▶ Given exercise:
Leave out the pictures and restate the rest of the data exactly.

▶ Task data:

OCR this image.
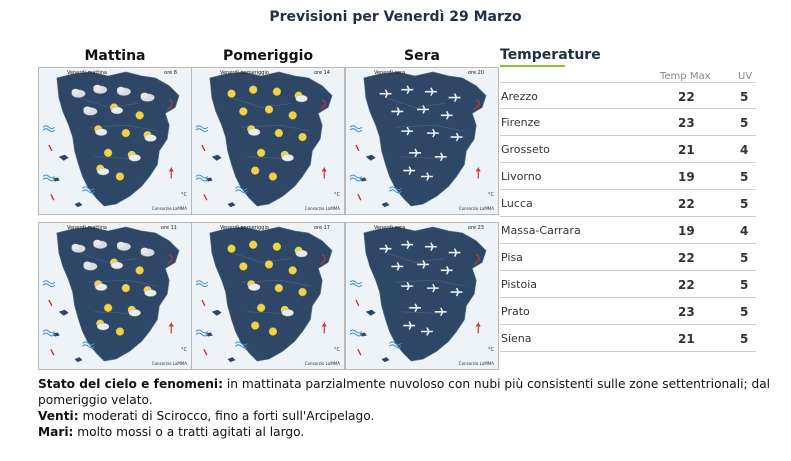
Previsioni per Venerdì 29 Marzo
Mattina	Pomeriggio	Sera
Venerdì mattina	ore 8
Consorzio LaMMA
°C
Venerdì pomeriggio	ore 14
Consorzio LaMMA
°C
Venerdì sera	ore 20
Consorzio LaMMA
°C
Venerdì mattina	ore 11
Consorzio LaMMA
°C
Venerdì pomeriggio	ore 17
Consorzio LaMMA
°C
Venerdì sera	ore 23
Consorzio LaMMA
°C
Temperature
Temp Max	UV
Arezzo	22	5
Firenze	23	5
Grosseto	21	4
Livorno	19	5
Lucca	22	5
Massa-Carrara	19	4
Pisa	22	5
Pistoia	22	5
Prato	23	5
Siena	21	5
Stato del cielo e fenomeni: in mattinata parzialmente nuvoloso con nubi più consistenti sulle zone settentrionali; dal pomeriggio velato.
Venti: moderati di Scirocco, fino a forti sull'Arcipelago.
Mari: molto mossi o a tratti agitati al largo.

▶ The completed task:
OCR this image.
Previsioni per Venerdì 29 Marzo
Mattina	Pomeriggio	Sera
Venerdì mattina	ore 8
Consorzio LaMMA
°C
Venerdì pomeriggio	ore 14
Consorzio LaMMA
°C
Venerdì sera	ore 20
Consorzio LaMMA
°C
Venerdì mattina	ore 11
Consorzio LaMMA
°C
Venerdì pomeriggio	ore 17
Consorzio LaMMA
°C
Venerdì sera	ore 23
Consorzio LaMMA
°C
Temperature
Temp Max	UV
Arezzo	22	5
Firenze	23	5
Grosseto	21	4
Livorno	19	5
Lucca	22	5
Massa-Carrara	19	4
Pisa	22	5
Pistoia	22	5
Prato	23	5
Siena	21	5
Stato del cielo e fenomeni: in mattinata parzialmente nuvoloso con nubi più consistenti sulle zone settentrionali; dal pomeriggio velato.
Venti: moderati di Scirocco, fino a forti sull'Arcipelago.
Mari: molto mossi o a tratti agitati al largo.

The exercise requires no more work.